[Collected data entries]
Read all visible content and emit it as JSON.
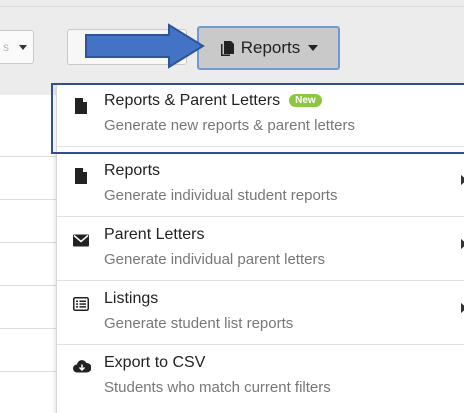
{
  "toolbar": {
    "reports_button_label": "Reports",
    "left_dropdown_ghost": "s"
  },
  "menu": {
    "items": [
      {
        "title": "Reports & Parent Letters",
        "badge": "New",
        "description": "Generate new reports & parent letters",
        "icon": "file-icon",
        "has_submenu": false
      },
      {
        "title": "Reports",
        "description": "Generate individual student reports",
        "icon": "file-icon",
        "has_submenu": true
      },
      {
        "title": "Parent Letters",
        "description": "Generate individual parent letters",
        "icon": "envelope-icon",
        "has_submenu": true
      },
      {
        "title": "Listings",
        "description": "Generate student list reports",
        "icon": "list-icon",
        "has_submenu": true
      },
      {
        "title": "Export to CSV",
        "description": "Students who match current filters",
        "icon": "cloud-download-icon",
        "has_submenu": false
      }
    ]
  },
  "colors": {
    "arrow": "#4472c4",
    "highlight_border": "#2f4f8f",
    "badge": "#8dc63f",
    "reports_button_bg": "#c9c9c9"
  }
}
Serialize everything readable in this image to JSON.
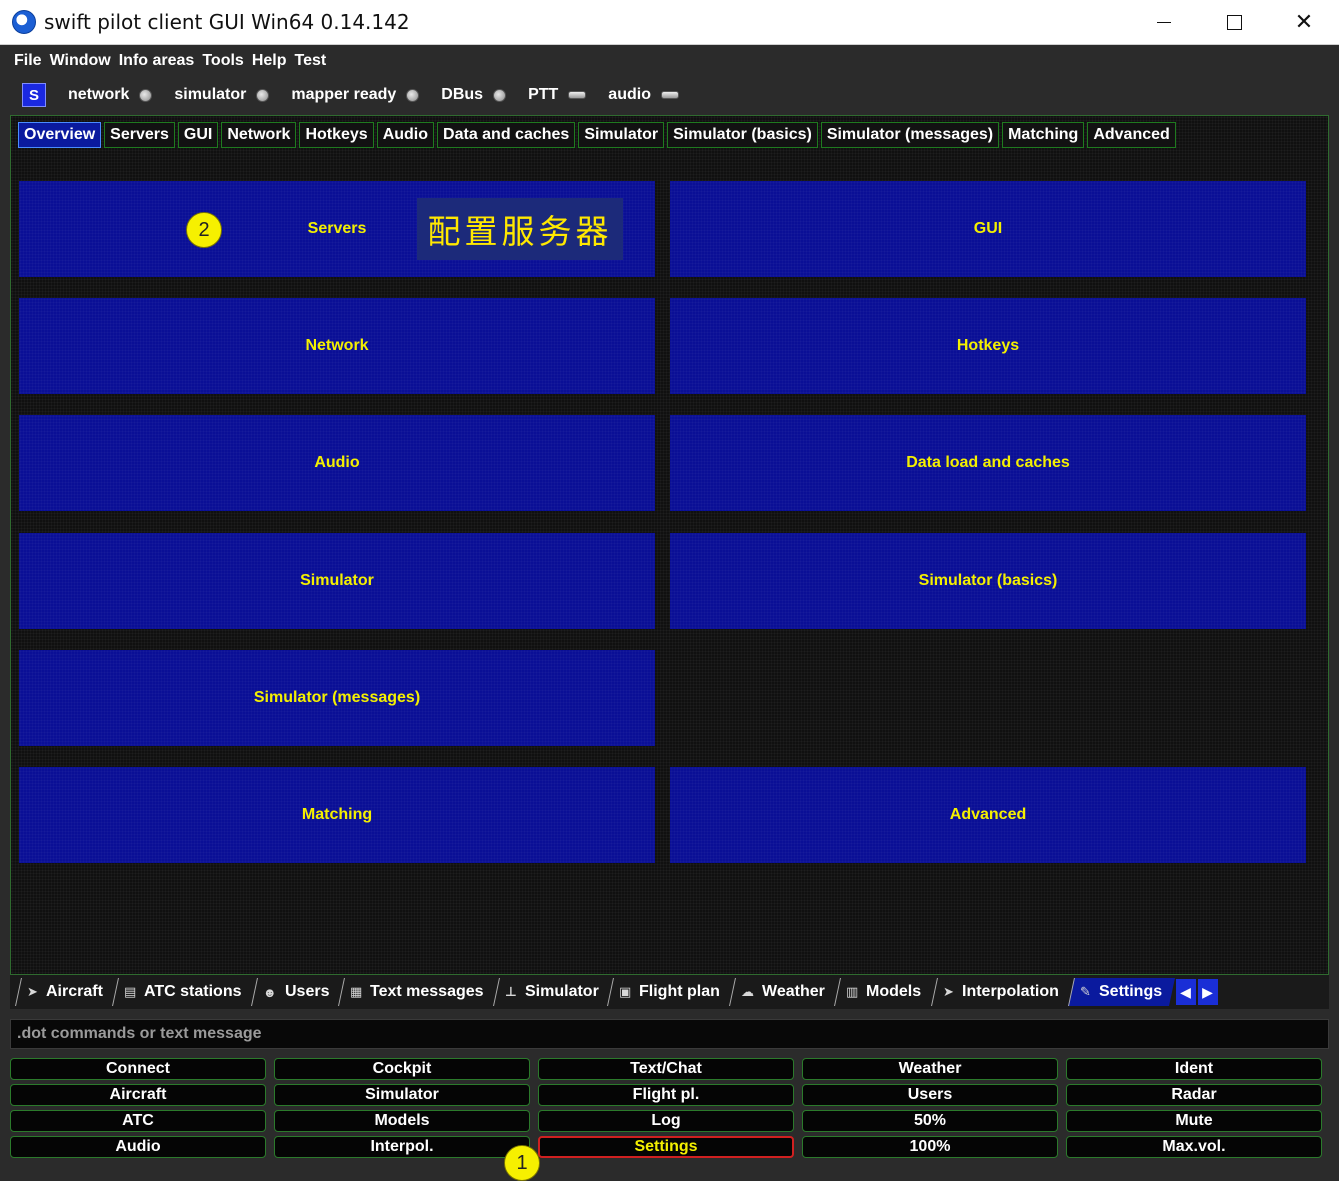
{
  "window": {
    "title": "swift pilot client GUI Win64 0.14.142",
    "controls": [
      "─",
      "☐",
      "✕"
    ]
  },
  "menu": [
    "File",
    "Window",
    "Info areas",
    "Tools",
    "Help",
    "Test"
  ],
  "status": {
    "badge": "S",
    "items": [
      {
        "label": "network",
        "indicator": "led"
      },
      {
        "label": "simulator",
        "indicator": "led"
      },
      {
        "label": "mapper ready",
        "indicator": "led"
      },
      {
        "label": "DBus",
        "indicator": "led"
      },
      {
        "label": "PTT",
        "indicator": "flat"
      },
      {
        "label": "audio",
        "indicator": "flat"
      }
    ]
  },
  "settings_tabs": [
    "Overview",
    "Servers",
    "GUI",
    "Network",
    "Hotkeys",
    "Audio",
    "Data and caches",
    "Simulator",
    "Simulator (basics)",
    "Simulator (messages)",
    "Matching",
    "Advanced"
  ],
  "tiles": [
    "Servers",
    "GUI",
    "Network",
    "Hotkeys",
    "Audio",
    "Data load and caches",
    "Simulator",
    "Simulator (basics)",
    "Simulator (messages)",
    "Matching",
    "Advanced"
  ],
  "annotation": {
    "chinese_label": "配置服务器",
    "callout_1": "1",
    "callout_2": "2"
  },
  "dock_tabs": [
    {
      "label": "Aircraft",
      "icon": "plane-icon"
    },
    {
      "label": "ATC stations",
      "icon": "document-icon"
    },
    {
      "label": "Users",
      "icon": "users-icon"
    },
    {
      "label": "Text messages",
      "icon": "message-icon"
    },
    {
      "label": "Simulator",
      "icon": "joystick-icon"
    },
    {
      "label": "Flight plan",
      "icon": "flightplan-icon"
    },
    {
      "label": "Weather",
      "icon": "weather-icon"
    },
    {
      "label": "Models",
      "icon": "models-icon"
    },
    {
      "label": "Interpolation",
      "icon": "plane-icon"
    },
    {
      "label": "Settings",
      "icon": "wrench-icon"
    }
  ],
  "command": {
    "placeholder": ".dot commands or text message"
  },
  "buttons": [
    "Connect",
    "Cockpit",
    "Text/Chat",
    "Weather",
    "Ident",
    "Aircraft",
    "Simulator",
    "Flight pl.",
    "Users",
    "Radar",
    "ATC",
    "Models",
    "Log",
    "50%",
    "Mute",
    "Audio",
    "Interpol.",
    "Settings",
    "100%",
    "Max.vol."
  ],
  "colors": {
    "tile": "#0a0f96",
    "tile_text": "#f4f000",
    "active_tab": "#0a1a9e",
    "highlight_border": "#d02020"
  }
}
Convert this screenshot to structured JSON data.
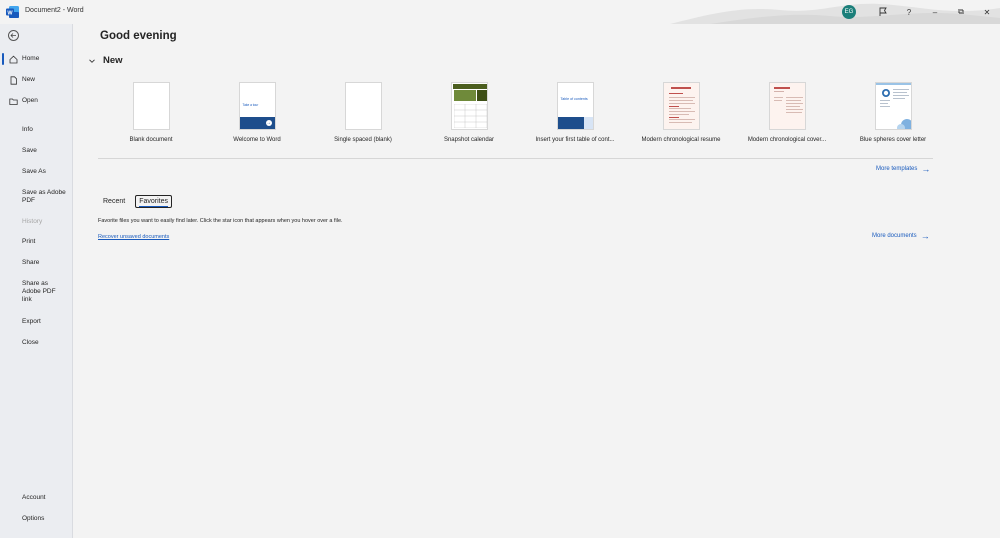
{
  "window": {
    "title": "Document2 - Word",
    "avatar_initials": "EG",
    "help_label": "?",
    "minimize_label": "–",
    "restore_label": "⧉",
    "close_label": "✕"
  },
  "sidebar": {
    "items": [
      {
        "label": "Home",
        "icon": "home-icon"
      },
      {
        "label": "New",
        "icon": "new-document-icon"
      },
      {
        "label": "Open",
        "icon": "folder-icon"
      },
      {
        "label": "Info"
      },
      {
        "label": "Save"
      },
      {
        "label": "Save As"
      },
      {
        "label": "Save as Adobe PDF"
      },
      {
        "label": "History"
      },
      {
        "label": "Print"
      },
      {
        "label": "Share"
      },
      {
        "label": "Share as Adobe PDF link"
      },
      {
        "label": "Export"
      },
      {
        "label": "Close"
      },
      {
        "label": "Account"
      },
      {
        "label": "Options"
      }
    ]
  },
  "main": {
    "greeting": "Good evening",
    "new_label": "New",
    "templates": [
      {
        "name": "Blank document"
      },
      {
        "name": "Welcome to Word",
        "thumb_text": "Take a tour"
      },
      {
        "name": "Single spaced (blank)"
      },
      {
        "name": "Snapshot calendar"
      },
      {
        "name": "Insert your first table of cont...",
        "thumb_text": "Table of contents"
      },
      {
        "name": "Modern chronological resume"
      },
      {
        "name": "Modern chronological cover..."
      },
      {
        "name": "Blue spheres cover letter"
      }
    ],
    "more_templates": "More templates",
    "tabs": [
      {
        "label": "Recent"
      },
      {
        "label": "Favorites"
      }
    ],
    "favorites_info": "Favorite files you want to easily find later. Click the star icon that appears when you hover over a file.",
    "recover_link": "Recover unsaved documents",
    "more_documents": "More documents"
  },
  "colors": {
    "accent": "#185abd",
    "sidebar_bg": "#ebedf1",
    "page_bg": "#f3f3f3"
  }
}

YOUR OBJECTIVE: Leave out the pictures and restate everything else word for word.

WRITTEN SOLUTION:
Read all visible content and emit it as JSON.
{
  "toolbar": {
    "reports_button_label": "Reports",
    "left_dropdown_ghost": "s"
  },
  "menu": {
    "items": [
      {
        "title": "Reports & Parent Letters",
        "badge": "New",
        "description": "Generate new reports & parent letters",
        "icon": "file-icon",
        "has_submenu": false
      },
      {
        "title": "Reports",
        "description": "Generate individual student reports",
        "icon": "file-icon",
        "has_submenu": true
      },
      {
        "title": "Parent Letters",
        "description": "Generate individual parent letters",
        "icon": "envelope-icon",
        "has_submenu": true
      },
      {
        "title": "Listings",
        "description": "Generate student list reports",
        "icon": "list-icon",
        "has_submenu": true
      },
      {
        "title": "Export to CSV",
        "description": "Students who match current filters",
        "icon": "cloud-download-icon",
        "has_submenu": false
      }
    ]
  },
  "colors": {
    "arrow": "#4472c4",
    "highlight_border": "#2f4f8f",
    "badge": "#8dc63f",
    "reports_button_bg": "#c9c9c9"
  }
}
Serialize everything readable in this image to JSON.
{
  "window": {
    "title": "swift pilot client GUI Win64 0.14.142",
    "controls": [
      "─",
      "☐",
      "✕"
    ]
  },
  "menu": [
    "File",
    "Window",
    "Info areas",
    "Tools",
    "Help",
    "Test"
  ],
  "status": {
    "badge": "S",
    "items": [
      {
        "label": "network",
        "indicator": "led"
      },
      {
        "label": "simulator",
        "indicator": "led"
      },
      {
        "label": "mapper ready",
        "indicator": "led"
      },
      {
        "label": "DBus",
        "indicator": "led"
      },
      {
        "label": "PTT",
        "indicator": "flat"
      },
      {
        "label": "audio",
        "indicator": "flat"
      }
    ]
  },
  "settings_tabs": [
    "Overview",
    "Servers",
    "GUI",
    "Network",
    "Hotkeys",
    "Audio",
    "Data and caches",
    "Simulator",
    "Simulator (basics)",
    "Simulator (messages)",
    "Matching",
    "Advanced"
  ],
  "tiles": [
    "Servers",
    "GUI",
    "Network",
    "Hotkeys",
    "Audio",
    "Data load and caches",
    "Simulator",
    "Simulator (basics)",
    "Simulator (messages)",
    "Matching",
    "Advanced"
  ],
  "annotation": {
    "chinese_label": "配置服务器",
    "callout_1": "1",
    "callout_2": "2"
  },
  "dock_tabs": [
    {
      "label": "Aircraft",
      "icon": "plane-icon"
    },
    {
      "label": "ATC stations",
      "icon": "document-icon"
    },
    {
      "label": "Users",
      "icon": "users-icon"
    },
    {
      "label": "Text messages",
      "icon": "message-icon"
    },
    {
      "label": "Simulator",
      "icon": "joystick-icon"
    },
    {
      "label": "Flight plan",
      "icon": "flightplan-icon"
    },
    {
      "label": "Weather",
      "icon": "weather-icon"
    },
    {
      "label": "Models",
      "icon": "models-icon"
    },
    {
      "label": "Interpolation",
      "icon": "plane-icon"
    },
    {
      "label": "Settings",
      "icon": "wrench-icon"
    }
  ],
  "command": {
    "placeholder": ".dot commands or text message"
  },
  "buttons": [
    "Connect",
    "Cockpit",
    "Text/Chat",
    "Weather",
    "Ident",
    "Aircraft",
    "Simulator",
    "Flight pl.",
    "Users",
    "Radar",
    "ATC",
    "Models",
    "Log",
    "50%",
    "Mute",
    "Audio",
    "Interpol.",
    "Settings",
    "100%",
    "Max.vol."
  ],
  "colors": {
    "tile": "#0a0f96",
    "tile_text": "#f4f000",
    "active_tab": "#0a1a9e",
    "highlight_border": "#d02020"
  }
}
Convert this screenshot to structured JSON data.
{
  "window": {
    "title": "Document2 - Word",
    "avatar_initials": "EG",
    "help_label": "?",
    "minimize_label": "–",
    "restore_label": "⧉",
    "close_label": "✕"
  },
  "sidebar": {
    "items": [
      {
        "label": "Home",
        "icon": "home-icon"
      },
      {
        "label": "New",
        "icon": "new-document-icon"
      },
      {
        "label": "Open",
        "icon": "folder-icon"
      },
      {
        "label": "Info"
      },
      {
        "label": "Save"
      },
      {
        "label": "Save As"
      },
      {
        "label": "Save as Adobe PDF"
      },
      {
        "label": "History"
      },
      {
        "label": "Print"
      },
      {
        "label": "Share"
      },
      {
        "label": "Share as Adobe PDF link"
      },
      {
        "label": "Export"
      },
      {
        "label": "Close"
      },
      {
        "label": "Account"
      },
      {
        "label": "Options"
      }
    ]
  },
  "main": {
    "greeting": "Good evening",
    "new_label": "New",
    "templates": [
      {
        "name": "Blank document"
      },
      {
        "name": "Welcome to Word",
        "thumb_text": "Take a tour"
      },
      {
        "name": "Single spaced (blank)"
      },
      {
        "name": "Snapshot calendar"
      },
      {
        "name": "Insert your first table of cont...",
        "thumb_text": "Table of contents"
      },
      {
        "name": "Modern chronological resume"
      },
      {
        "name": "Modern chronological cover..."
      },
      {
        "name": "Blue spheres cover letter"
      }
    ],
    "more_templates": "More templates",
    "tabs": [
      {
        "label": "Recent"
      },
      {
        "label": "Favorites"
      }
    ],
    "favorites_info": "Favorite files you want to easily find later. Click the star icon that appears when you hover over a file.",
    "recover_link": "Recover unsaved documents",
    "more_documents": "More documents"
  },
  "colors": {
    "accent": "#185abd",
    "sidebar_bg": "#ebedf1",
    "page_bg": "#f3f3f3"
  }
}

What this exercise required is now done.